** Supplied records **

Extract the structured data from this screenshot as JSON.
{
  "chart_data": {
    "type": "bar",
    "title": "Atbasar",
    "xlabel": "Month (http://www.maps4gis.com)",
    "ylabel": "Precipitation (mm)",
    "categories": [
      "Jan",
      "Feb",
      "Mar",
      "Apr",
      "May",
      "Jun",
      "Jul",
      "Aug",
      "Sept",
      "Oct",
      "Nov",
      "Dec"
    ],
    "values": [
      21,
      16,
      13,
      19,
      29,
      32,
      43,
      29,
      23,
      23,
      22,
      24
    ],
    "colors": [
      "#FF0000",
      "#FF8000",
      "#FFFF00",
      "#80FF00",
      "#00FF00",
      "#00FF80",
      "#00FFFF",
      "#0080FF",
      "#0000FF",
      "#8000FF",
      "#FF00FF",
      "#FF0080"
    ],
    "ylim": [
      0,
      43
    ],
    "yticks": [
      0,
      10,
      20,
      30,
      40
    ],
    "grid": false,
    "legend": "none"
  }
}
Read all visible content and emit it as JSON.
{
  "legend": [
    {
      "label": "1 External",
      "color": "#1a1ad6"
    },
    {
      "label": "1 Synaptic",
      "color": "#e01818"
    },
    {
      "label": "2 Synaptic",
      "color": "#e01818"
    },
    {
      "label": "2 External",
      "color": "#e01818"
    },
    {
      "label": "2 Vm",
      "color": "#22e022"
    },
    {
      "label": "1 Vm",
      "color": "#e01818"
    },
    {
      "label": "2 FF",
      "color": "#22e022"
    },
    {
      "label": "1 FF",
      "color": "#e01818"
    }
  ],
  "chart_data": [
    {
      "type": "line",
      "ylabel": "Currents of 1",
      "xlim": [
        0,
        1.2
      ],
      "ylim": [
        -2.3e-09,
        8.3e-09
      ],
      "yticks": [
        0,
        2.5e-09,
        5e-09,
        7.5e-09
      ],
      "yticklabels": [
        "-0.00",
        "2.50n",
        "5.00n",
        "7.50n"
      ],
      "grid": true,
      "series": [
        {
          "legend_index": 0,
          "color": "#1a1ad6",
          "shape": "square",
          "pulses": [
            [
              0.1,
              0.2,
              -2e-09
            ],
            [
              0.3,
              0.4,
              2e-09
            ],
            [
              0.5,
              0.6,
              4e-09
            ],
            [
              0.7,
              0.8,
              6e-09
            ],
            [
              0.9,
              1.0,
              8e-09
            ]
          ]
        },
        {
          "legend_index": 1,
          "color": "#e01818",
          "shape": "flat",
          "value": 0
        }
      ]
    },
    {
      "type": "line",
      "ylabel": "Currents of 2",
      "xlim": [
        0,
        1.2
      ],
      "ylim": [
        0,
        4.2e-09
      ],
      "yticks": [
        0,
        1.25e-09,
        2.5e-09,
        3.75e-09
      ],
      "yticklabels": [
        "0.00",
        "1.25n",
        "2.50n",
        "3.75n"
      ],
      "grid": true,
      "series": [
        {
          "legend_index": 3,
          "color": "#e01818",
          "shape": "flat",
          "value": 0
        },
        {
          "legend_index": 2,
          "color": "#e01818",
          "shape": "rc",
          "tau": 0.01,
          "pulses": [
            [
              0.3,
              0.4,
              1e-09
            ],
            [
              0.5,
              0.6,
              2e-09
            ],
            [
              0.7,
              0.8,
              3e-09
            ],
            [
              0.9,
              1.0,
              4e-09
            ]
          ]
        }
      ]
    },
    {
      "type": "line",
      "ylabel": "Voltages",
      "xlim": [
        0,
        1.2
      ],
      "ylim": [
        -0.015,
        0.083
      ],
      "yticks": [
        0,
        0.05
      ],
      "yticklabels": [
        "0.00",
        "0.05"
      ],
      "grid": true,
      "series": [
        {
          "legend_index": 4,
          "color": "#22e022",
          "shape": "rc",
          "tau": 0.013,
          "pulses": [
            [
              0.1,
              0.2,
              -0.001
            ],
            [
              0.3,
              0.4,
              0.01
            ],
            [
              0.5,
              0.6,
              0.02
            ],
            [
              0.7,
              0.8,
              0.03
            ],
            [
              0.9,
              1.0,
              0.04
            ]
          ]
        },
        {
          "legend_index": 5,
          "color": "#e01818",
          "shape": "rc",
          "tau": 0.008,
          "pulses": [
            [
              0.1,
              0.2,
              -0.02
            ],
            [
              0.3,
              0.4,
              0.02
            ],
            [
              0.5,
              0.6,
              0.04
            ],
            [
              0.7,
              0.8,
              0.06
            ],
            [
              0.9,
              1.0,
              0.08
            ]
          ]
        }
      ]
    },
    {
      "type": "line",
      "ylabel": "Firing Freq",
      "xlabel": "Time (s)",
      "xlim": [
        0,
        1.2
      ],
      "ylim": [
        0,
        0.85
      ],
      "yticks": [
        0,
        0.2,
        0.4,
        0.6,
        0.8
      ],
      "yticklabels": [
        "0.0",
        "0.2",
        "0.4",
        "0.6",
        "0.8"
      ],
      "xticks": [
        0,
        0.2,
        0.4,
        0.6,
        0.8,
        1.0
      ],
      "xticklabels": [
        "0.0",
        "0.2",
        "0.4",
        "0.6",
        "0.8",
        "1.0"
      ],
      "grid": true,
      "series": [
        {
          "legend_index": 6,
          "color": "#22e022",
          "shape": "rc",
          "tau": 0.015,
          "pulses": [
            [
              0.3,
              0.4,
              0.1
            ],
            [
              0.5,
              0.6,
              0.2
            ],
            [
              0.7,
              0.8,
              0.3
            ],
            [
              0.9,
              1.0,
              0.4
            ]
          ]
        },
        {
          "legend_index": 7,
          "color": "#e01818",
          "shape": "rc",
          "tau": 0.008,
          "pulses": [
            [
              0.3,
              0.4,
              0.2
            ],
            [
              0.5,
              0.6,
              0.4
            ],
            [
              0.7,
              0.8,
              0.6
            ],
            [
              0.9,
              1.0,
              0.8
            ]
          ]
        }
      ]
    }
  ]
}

** What needs to be done **
Using the records above, say how many lines include the string "ylabel". Only the number is wanted.

** Correct answer **
5